#### REQUIRED TASK:
Return all lines where the word "color" can be found.

(Source data)
⁂

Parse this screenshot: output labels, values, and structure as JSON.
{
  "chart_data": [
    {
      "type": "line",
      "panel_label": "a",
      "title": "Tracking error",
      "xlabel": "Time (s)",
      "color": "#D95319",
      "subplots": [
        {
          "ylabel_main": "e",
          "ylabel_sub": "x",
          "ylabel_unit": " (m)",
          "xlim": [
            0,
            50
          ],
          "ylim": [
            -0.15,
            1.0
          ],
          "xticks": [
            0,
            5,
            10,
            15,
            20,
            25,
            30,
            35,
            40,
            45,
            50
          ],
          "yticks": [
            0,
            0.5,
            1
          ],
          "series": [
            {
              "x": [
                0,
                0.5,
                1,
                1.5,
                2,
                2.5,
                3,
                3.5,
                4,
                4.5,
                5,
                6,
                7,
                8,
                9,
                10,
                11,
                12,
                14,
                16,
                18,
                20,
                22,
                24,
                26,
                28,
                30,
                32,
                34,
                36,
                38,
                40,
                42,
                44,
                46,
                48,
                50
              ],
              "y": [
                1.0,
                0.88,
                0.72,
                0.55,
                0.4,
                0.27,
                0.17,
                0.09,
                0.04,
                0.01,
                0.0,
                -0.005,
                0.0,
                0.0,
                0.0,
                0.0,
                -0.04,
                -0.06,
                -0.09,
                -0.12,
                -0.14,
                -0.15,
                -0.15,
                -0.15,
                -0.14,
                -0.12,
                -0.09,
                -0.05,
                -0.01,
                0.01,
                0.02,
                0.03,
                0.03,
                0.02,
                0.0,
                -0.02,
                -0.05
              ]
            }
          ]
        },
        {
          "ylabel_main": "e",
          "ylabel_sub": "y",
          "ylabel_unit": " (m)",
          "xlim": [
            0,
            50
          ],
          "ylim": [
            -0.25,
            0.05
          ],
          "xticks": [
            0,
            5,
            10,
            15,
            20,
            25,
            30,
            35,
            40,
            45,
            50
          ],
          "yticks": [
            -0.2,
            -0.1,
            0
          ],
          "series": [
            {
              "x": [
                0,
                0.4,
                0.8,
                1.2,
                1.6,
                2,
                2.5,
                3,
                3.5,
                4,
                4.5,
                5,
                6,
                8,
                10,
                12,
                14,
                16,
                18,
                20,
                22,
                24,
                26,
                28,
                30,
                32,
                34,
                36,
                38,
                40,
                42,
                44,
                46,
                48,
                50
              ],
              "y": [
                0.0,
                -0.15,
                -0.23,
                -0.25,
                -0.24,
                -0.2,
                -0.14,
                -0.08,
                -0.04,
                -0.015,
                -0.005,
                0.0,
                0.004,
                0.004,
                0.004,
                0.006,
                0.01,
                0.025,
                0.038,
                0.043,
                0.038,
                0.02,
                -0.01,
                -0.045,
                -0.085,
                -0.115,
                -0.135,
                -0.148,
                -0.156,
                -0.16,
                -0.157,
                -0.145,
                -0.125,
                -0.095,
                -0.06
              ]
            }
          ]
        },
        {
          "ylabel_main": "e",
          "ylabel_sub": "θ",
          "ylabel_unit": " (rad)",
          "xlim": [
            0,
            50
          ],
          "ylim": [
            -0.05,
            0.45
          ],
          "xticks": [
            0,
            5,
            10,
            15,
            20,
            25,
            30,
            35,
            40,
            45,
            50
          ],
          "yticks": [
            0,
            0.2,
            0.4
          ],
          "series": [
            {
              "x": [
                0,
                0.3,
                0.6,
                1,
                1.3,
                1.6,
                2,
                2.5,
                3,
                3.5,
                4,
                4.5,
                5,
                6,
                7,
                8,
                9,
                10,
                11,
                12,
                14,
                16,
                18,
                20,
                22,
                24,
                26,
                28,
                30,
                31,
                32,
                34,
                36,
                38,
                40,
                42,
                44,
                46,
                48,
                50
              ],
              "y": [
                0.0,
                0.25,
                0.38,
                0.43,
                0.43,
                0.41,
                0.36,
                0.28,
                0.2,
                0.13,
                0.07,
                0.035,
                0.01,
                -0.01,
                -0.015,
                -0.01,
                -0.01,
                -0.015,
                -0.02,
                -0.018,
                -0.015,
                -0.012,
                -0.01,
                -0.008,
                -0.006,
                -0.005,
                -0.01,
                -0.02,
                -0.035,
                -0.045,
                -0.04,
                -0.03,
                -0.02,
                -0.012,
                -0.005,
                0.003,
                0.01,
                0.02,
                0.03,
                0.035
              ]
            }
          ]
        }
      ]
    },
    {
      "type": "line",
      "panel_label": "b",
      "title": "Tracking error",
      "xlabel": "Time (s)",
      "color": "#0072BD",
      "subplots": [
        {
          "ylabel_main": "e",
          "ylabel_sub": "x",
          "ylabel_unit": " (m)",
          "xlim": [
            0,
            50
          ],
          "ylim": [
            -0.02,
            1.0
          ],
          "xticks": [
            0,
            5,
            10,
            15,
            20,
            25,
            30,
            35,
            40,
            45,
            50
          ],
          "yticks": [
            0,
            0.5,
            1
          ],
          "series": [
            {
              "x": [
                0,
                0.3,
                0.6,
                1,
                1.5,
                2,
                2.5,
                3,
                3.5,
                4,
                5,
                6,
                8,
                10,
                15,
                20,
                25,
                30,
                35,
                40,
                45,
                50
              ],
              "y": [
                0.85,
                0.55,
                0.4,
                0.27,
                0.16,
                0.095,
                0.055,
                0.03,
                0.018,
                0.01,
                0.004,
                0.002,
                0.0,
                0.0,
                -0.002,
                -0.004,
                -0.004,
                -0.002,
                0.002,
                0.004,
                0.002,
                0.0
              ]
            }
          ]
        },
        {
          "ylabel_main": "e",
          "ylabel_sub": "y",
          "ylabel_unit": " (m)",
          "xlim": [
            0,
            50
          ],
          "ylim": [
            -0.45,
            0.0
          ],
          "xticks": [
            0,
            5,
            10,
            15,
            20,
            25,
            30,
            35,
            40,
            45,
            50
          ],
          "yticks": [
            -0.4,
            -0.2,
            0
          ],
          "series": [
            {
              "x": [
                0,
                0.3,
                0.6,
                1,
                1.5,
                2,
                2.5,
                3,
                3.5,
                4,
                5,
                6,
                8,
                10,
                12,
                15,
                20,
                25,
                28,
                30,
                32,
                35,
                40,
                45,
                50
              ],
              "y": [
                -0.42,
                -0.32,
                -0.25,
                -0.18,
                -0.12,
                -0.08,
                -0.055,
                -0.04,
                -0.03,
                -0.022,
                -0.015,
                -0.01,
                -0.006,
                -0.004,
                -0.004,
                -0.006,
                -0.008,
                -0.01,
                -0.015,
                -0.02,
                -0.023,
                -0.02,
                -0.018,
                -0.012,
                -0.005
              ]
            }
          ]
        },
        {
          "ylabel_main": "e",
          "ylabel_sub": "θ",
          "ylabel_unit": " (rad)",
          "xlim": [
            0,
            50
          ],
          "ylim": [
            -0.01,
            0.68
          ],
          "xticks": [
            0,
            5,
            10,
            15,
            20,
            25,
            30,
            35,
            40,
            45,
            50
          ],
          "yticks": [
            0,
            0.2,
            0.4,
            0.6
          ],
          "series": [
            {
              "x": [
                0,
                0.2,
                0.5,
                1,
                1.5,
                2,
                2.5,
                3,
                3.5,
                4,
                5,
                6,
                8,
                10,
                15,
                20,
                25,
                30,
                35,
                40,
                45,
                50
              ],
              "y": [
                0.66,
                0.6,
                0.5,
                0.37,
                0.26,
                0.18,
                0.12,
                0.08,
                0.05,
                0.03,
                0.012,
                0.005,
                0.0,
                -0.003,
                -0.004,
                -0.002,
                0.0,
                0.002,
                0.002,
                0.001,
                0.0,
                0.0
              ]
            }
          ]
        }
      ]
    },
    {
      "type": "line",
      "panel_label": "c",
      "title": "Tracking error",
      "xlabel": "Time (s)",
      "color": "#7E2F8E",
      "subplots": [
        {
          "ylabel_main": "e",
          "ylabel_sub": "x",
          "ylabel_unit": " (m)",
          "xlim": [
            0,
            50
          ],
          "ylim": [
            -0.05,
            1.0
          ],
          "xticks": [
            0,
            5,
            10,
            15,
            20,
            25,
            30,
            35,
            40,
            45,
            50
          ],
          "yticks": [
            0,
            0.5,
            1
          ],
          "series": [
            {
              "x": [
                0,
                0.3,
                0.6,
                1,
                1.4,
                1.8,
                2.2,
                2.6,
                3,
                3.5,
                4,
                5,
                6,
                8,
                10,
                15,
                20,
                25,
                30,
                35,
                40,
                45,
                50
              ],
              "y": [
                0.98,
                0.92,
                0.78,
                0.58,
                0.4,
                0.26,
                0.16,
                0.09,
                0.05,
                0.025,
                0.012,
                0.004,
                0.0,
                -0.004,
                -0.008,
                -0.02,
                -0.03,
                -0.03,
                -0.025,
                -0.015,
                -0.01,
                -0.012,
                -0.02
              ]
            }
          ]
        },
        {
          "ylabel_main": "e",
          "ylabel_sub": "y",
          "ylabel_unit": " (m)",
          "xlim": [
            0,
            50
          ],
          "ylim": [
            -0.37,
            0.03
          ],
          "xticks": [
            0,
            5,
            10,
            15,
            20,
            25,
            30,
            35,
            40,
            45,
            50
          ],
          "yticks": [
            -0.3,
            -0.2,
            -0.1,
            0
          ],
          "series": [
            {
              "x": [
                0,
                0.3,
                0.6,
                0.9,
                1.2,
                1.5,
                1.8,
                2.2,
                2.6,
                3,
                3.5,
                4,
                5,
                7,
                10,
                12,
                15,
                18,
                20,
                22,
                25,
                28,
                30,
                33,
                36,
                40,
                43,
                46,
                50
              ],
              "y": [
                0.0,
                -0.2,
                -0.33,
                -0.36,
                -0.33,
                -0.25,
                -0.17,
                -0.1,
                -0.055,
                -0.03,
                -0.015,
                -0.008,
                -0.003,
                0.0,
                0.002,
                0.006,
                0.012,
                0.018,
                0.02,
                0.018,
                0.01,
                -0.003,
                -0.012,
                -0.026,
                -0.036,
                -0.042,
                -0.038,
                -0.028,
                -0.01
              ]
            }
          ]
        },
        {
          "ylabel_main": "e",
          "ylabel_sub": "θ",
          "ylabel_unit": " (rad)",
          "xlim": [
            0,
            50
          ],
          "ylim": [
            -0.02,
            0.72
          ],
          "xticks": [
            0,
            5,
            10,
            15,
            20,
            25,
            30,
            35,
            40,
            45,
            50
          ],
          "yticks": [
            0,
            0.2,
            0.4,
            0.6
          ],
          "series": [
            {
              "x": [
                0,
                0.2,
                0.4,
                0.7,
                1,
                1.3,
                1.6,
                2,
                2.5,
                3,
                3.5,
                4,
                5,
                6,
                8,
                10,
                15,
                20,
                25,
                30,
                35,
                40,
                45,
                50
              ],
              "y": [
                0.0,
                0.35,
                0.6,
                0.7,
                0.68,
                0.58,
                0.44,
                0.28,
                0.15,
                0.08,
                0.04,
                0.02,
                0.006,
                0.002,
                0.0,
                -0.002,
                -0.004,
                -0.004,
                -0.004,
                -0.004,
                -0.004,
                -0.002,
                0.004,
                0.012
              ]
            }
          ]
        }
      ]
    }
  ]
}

⁂

#### THE REPLY:
      "color": "#D95319",
      "color": "#0072BD",
      "color": "#7E2F8E",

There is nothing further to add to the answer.